Directions for this task
Please repeat the lines from the one containing "Patent image size: (573, 528)." through the one containing "The space 51 is at (327, 333).", inclusive, without any changes.

(Dataset entries)
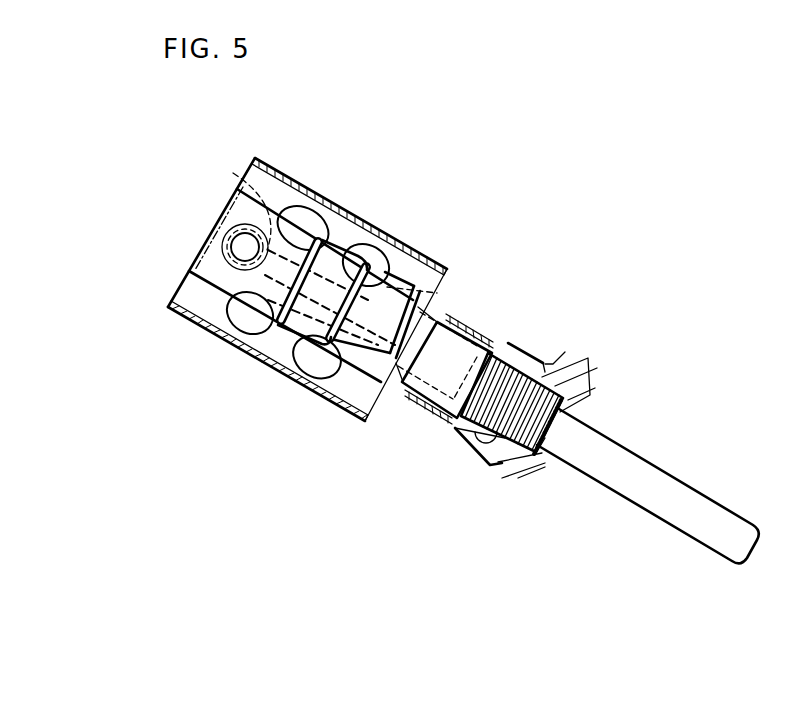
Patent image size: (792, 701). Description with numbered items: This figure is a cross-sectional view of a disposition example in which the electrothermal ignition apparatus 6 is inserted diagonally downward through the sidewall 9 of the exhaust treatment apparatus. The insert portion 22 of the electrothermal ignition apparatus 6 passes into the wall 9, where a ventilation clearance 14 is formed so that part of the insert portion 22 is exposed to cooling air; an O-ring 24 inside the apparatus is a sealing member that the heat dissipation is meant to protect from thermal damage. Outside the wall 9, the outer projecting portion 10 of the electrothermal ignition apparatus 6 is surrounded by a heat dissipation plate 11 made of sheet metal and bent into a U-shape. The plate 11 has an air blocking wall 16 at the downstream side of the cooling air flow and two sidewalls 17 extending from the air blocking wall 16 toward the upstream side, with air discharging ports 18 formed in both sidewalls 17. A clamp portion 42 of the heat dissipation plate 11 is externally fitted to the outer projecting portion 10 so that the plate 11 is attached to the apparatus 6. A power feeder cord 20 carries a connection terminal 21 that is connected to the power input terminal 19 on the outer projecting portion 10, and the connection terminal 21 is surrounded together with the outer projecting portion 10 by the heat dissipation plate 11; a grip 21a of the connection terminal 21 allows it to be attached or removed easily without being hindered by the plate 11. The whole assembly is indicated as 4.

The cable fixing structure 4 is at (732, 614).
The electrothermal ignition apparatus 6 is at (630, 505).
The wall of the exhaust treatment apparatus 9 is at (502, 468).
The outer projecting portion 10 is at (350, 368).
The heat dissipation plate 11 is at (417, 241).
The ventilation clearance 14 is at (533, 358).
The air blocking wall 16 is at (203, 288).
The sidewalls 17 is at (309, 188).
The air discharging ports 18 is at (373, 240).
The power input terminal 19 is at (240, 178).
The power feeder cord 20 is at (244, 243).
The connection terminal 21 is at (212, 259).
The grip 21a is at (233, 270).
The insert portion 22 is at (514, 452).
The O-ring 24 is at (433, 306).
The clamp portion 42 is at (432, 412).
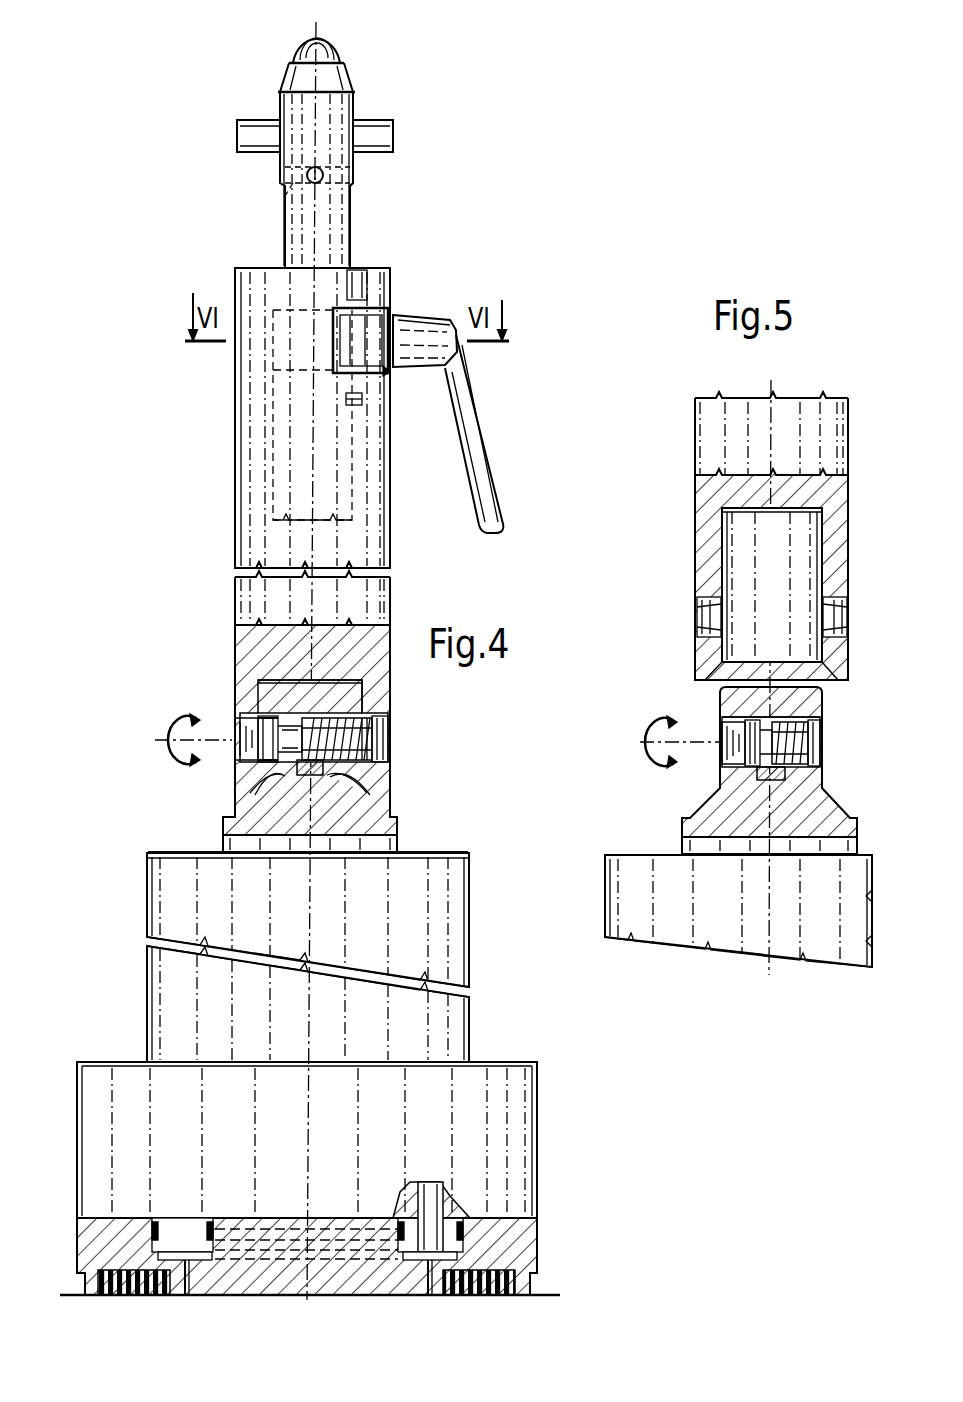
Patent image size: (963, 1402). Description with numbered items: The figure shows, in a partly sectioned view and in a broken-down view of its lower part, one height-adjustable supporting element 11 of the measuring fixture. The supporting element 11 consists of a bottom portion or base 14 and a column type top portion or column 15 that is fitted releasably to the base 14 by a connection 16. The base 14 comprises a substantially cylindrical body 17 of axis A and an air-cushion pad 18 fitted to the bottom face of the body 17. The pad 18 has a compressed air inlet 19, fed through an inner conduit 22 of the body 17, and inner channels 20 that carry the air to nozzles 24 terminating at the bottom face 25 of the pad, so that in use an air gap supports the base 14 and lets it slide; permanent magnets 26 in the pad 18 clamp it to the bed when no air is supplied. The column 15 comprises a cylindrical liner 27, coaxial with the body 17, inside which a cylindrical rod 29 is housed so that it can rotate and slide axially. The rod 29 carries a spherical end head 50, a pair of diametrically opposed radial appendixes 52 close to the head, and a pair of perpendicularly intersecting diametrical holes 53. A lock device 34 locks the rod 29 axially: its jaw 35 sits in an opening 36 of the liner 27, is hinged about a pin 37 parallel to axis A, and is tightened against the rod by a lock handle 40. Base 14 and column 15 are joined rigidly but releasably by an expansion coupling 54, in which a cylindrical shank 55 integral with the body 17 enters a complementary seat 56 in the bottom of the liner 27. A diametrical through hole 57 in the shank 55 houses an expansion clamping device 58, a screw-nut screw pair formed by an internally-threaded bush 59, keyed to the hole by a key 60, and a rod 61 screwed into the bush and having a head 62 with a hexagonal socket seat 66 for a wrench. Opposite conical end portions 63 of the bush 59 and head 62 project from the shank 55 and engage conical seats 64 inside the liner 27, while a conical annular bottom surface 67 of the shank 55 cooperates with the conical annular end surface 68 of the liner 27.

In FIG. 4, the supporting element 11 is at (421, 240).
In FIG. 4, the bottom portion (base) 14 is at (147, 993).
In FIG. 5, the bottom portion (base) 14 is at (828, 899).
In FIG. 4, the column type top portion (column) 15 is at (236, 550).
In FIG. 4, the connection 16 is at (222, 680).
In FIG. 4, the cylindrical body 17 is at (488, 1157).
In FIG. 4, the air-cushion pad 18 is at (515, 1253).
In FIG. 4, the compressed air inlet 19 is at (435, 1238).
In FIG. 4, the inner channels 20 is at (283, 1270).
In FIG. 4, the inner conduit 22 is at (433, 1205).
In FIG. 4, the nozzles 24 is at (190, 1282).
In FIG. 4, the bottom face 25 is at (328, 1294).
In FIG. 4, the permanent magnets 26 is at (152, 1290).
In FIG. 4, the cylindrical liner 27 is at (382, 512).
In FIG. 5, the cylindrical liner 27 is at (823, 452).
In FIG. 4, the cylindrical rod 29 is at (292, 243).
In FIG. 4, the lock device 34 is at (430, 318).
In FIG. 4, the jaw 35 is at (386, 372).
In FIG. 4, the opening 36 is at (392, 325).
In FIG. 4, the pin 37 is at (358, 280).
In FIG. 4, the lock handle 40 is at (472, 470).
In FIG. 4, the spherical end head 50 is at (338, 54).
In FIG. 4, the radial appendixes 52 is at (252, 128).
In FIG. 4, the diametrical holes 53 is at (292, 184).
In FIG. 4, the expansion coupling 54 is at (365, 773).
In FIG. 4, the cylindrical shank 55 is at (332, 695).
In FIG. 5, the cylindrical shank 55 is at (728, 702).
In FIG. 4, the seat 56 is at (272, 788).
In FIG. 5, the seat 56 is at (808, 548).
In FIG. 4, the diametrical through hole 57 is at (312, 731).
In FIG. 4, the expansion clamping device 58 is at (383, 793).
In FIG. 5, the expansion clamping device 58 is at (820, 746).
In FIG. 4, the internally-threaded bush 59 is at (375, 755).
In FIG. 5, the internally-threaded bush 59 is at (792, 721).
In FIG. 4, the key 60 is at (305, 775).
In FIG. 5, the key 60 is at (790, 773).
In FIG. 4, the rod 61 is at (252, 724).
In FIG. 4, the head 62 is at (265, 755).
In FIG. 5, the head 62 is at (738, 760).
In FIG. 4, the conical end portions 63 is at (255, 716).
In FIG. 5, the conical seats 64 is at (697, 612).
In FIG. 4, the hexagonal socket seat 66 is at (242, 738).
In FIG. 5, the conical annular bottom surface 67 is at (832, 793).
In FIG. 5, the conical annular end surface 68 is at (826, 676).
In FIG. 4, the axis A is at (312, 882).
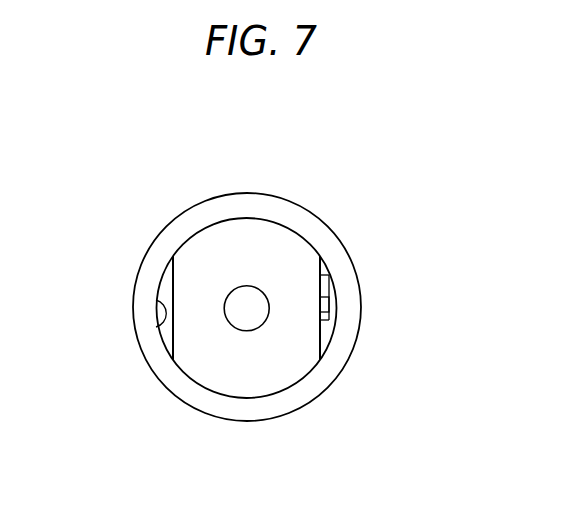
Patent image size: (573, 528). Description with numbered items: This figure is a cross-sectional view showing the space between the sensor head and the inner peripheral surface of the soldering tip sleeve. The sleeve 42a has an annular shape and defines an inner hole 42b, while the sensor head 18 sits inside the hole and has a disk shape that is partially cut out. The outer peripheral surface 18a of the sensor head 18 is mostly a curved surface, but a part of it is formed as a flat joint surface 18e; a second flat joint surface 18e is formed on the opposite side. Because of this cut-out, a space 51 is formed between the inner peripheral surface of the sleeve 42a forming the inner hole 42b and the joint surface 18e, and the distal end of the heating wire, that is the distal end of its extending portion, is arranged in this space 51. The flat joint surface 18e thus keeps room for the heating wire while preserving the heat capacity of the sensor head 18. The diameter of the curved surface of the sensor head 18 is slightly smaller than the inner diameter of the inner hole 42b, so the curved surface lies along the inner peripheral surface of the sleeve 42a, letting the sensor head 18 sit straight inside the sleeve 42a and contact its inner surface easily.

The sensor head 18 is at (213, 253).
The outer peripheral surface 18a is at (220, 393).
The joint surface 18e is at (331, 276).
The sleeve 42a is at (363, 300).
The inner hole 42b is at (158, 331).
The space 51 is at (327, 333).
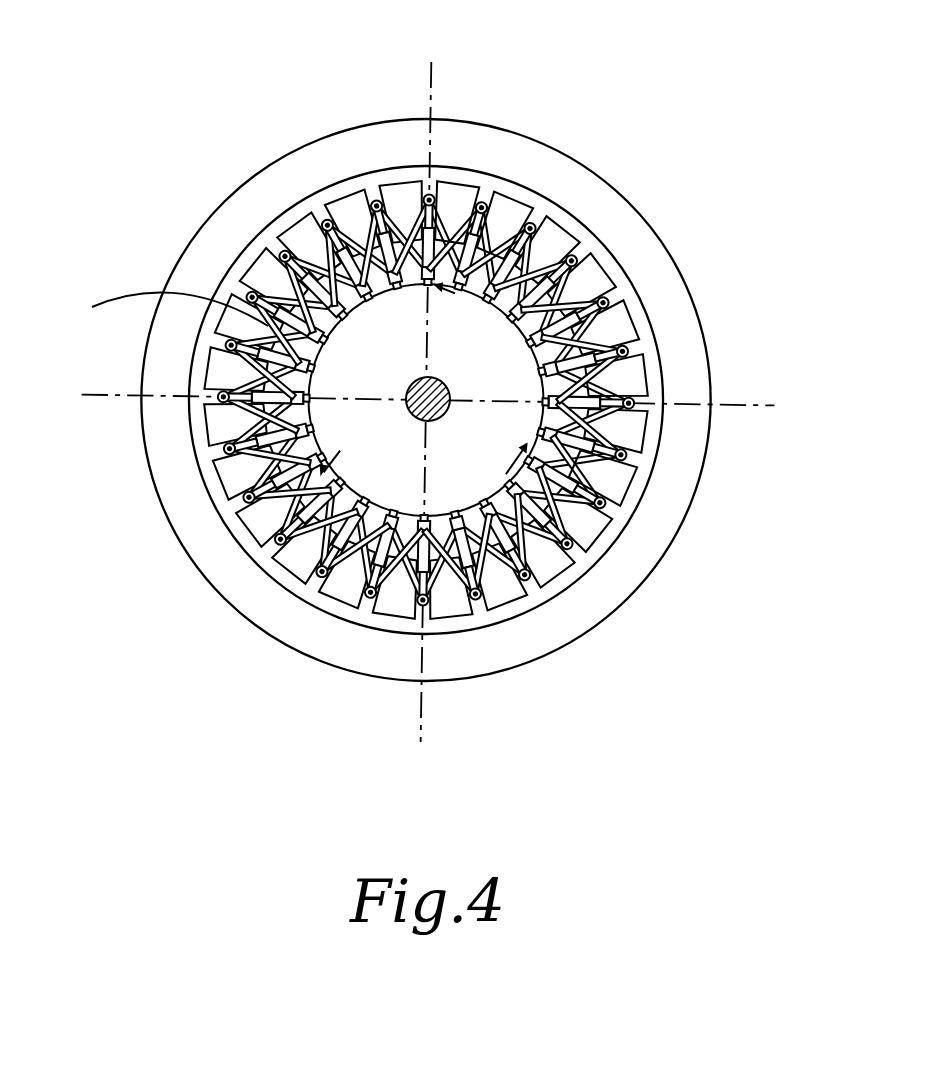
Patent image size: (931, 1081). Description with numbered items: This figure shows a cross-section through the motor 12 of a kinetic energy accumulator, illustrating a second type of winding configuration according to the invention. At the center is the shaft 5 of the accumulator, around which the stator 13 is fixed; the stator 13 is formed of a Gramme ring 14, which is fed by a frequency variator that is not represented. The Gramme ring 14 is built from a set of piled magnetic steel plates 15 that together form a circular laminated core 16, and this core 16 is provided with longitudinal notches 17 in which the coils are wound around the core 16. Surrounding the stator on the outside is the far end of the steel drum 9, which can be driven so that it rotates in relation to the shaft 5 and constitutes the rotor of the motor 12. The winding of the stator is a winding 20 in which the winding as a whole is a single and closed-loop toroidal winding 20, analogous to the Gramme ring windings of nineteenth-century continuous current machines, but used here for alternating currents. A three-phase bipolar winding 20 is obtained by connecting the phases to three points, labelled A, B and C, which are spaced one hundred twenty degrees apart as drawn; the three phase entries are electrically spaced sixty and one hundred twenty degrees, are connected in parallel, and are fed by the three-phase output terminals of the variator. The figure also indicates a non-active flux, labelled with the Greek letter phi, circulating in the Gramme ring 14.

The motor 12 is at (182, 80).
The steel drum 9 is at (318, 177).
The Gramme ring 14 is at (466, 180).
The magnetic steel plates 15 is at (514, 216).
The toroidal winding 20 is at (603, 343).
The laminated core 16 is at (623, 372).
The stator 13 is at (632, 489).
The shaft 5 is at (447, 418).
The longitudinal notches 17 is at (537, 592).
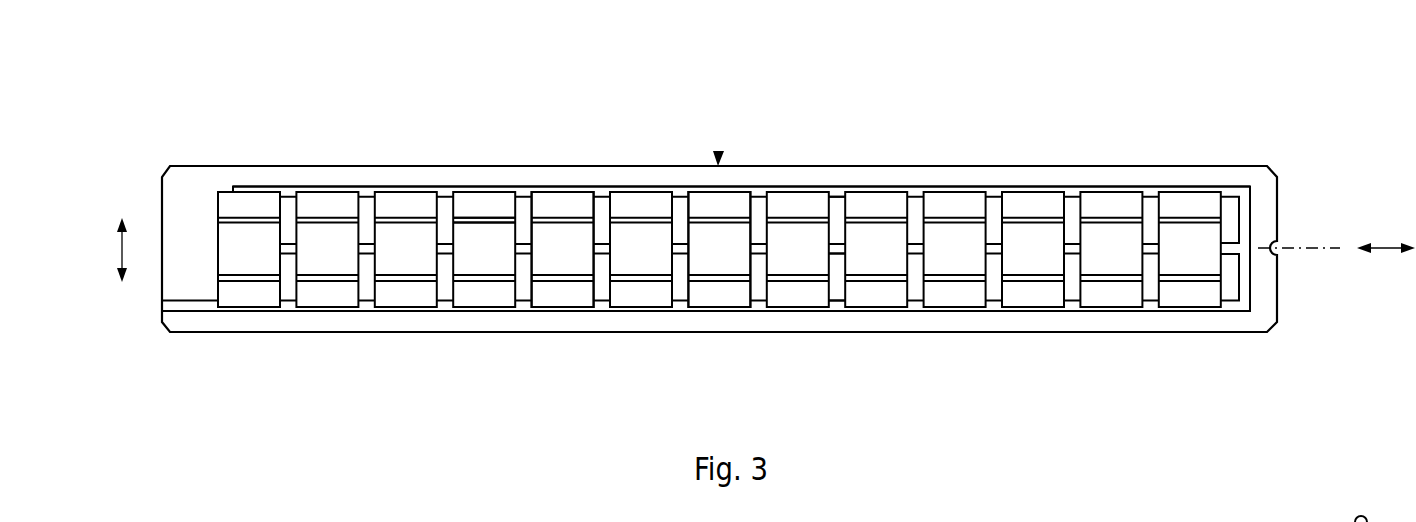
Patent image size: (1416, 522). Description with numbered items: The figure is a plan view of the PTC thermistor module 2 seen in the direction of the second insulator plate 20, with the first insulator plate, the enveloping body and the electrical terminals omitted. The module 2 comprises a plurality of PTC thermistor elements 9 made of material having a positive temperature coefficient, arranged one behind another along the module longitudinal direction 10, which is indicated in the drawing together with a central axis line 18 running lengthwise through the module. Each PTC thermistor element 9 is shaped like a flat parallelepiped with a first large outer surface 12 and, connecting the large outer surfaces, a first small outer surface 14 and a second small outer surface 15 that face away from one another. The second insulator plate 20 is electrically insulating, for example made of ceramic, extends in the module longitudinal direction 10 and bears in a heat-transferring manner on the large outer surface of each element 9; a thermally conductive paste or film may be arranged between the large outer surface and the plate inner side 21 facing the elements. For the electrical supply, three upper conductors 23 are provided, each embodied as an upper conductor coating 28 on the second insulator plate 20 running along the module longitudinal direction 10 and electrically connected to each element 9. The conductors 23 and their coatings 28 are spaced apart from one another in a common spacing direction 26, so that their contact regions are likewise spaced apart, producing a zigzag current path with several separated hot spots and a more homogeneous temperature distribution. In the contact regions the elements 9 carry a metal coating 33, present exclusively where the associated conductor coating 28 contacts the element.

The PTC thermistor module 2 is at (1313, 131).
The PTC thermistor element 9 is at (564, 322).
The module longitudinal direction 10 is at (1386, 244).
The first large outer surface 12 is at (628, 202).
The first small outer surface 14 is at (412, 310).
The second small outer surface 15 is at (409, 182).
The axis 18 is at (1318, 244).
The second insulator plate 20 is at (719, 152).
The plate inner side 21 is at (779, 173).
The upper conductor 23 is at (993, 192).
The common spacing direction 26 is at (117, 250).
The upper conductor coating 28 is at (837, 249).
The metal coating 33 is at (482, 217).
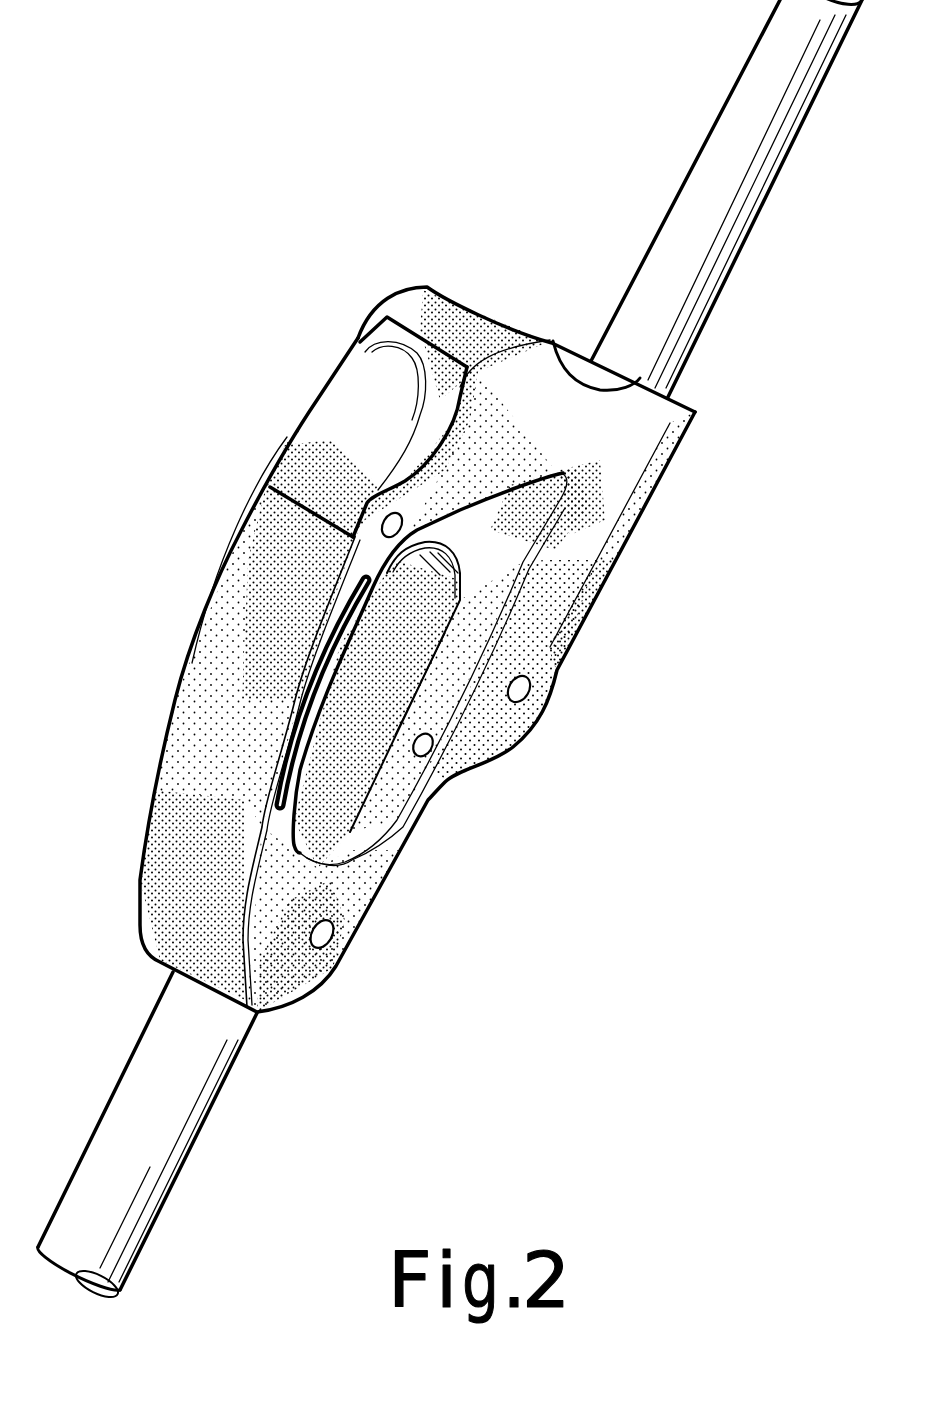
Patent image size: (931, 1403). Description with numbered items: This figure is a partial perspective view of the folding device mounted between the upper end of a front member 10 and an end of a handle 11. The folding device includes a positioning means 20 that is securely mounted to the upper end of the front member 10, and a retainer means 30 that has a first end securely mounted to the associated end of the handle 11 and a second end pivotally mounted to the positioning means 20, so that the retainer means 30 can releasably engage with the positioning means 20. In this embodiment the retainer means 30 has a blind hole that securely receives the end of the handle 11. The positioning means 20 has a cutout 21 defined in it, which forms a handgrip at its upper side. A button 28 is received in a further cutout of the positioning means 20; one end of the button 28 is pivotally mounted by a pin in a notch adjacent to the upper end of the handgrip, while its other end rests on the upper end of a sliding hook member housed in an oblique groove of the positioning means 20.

Response
Patent image size: (573, 528). Description with numbered items: This figure is a cross-sectional view showing the space between the sensor head and the inner peripheral surface of the soldering tip sleeve. The sleeve 42a has an annular shape and defines an inner hole 42b, while the sensor head 18 sits inside the hole and has a disk shape that is partially cut out. The outer peripheral surface 18a of the sensor head 18 is mostly a curved surface, but a part of it is formed as a flat joint surface 18e; a second flat joint surface 18e is formed on the opposite side. Because of this cut-out, a space 51 is formed between the inner peripheral surface of the sleeve 42a forming the inner hole 42b and the joint surface 18e, and the distal end of the heating wire, that is the distal end of its extending portion, is arranged in this space 51. The flat joint surface 18e thus keeps room for the heating wire while preserving the heat capacity of the sensor head 18. The diameter of the curved surface of the sensor head 18 is slightly smaller than the inner diameter of the inner hole 42b, so the curved surface lies along the inner peripheral surface of the sleeve 42a, letting the sensor head 18 sit straight inside the sleeve 42a and contact its inner surface easily.

The sensor head 18 is at (213, 253).
The outer peripheral surface 18a is at (220, 393).
The joint surface 18e is at (331, 276).
The sleeve 42a is at (363, 300).
The inner hole 42b is at (158, 331).
The space 51 is at (327, 333).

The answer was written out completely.